• _Objective_
Filter the entries, keeping every line with the word "CENA".

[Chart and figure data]
..............................

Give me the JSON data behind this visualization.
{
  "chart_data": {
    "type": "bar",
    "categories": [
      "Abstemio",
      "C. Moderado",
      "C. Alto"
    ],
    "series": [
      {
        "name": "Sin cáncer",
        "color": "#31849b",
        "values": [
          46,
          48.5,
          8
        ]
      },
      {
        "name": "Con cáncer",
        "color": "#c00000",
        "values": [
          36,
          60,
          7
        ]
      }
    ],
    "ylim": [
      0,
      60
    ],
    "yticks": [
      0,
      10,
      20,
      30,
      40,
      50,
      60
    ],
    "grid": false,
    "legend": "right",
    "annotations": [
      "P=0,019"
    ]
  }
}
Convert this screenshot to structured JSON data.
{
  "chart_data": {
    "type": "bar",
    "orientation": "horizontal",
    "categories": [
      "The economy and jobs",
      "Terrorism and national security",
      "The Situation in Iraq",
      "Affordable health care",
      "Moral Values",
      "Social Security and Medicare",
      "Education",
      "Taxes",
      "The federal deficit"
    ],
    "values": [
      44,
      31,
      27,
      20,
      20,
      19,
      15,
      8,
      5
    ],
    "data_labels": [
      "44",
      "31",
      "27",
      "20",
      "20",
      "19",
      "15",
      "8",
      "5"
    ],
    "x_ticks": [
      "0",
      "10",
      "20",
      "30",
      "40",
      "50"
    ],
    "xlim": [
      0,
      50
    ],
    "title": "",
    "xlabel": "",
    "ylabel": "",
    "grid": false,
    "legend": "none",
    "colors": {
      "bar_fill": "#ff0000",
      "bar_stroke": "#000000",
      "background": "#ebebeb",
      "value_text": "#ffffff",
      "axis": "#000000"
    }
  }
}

..............................

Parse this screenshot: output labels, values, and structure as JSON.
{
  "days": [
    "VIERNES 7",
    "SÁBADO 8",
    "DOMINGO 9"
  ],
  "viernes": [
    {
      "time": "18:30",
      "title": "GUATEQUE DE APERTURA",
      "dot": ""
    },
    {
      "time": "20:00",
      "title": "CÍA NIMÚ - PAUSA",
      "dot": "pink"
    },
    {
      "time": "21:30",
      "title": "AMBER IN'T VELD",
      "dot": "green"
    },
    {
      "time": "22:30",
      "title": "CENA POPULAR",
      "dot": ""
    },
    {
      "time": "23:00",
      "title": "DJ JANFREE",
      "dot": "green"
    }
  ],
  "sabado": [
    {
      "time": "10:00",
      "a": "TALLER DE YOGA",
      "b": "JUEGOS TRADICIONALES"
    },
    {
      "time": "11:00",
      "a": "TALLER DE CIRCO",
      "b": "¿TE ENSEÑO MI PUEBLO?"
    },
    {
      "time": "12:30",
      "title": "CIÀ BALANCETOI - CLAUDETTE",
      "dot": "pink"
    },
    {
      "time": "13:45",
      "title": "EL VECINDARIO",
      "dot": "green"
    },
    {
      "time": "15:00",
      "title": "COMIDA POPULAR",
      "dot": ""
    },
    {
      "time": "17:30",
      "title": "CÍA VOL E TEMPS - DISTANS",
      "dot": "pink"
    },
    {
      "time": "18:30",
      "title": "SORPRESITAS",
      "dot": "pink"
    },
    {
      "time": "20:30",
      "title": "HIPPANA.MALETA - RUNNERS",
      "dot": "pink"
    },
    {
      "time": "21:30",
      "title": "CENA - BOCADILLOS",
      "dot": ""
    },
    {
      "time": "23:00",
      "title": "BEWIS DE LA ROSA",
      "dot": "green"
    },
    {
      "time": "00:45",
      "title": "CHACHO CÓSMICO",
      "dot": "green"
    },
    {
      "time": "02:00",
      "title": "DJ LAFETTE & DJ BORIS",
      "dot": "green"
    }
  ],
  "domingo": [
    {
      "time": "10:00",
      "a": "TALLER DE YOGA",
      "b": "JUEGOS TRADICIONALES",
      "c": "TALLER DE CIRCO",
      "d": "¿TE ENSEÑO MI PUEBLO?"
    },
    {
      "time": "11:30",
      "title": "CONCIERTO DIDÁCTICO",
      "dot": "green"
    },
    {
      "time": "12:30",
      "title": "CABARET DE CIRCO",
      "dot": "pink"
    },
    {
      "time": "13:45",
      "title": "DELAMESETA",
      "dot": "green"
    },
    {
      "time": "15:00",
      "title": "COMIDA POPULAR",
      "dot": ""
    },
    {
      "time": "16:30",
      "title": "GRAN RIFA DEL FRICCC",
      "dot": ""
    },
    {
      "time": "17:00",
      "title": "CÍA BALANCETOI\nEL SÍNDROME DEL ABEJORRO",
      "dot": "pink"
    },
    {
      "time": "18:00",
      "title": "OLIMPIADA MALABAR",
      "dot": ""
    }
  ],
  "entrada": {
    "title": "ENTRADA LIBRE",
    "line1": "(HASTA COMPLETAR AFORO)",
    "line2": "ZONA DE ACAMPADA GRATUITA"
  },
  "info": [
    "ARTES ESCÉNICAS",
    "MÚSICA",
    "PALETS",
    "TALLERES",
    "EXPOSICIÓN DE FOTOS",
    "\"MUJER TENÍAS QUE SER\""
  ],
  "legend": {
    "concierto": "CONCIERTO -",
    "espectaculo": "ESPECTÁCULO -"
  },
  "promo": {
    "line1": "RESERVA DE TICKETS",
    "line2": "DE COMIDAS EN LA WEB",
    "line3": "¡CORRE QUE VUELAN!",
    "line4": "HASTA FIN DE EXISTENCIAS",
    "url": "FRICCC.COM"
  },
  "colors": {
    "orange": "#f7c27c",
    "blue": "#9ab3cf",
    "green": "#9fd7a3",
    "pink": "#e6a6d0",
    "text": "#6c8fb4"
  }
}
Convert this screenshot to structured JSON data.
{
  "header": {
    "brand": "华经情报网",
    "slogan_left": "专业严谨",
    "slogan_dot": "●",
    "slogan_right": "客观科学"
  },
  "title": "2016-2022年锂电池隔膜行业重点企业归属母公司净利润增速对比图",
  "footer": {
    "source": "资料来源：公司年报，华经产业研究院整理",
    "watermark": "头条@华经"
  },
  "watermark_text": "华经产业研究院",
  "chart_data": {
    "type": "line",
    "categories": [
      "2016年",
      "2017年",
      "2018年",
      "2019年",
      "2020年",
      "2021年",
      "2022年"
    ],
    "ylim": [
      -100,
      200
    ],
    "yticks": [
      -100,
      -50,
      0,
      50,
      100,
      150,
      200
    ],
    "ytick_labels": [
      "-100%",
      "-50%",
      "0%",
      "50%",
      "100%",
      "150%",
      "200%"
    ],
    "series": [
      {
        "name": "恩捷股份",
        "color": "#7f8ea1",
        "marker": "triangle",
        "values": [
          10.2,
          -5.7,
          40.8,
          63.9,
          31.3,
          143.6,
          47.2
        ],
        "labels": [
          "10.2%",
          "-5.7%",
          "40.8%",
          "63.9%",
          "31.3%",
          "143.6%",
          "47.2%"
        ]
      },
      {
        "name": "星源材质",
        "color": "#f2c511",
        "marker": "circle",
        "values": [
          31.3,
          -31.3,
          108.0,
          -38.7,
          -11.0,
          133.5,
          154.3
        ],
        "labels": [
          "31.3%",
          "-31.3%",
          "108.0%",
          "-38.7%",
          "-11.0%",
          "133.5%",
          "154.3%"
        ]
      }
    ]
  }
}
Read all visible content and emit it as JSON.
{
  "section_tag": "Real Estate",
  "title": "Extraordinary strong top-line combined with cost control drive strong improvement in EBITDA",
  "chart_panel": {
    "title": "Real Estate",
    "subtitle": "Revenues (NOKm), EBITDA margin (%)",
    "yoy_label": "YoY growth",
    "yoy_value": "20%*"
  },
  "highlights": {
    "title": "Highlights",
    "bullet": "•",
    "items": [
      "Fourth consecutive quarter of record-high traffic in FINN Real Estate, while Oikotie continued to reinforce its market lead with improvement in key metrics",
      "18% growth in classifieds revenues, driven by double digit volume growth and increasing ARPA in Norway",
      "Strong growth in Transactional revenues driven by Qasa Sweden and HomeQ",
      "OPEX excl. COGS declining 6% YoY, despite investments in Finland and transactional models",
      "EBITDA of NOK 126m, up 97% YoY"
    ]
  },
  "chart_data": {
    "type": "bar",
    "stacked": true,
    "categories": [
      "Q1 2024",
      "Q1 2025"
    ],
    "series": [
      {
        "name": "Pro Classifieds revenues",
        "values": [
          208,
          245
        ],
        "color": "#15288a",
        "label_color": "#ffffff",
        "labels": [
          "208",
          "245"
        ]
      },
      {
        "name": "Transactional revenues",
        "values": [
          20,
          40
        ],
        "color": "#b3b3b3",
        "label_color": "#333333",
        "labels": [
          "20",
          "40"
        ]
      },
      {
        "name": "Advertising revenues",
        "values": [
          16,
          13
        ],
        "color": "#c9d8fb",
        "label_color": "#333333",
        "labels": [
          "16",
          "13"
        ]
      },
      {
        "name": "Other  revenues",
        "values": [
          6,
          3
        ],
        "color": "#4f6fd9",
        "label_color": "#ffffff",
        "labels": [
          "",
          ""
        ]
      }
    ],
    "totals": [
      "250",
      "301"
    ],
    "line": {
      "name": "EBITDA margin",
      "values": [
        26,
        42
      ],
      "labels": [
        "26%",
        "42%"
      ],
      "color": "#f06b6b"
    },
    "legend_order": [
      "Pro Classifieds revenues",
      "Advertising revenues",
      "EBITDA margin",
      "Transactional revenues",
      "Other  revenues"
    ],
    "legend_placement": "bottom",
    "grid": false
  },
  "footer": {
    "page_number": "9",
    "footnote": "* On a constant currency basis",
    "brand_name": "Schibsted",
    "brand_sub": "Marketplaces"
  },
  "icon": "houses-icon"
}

..............................

• _Reply_
      "title": "CENA POPULAR",
      "title": "CENA - BOCADILLOS",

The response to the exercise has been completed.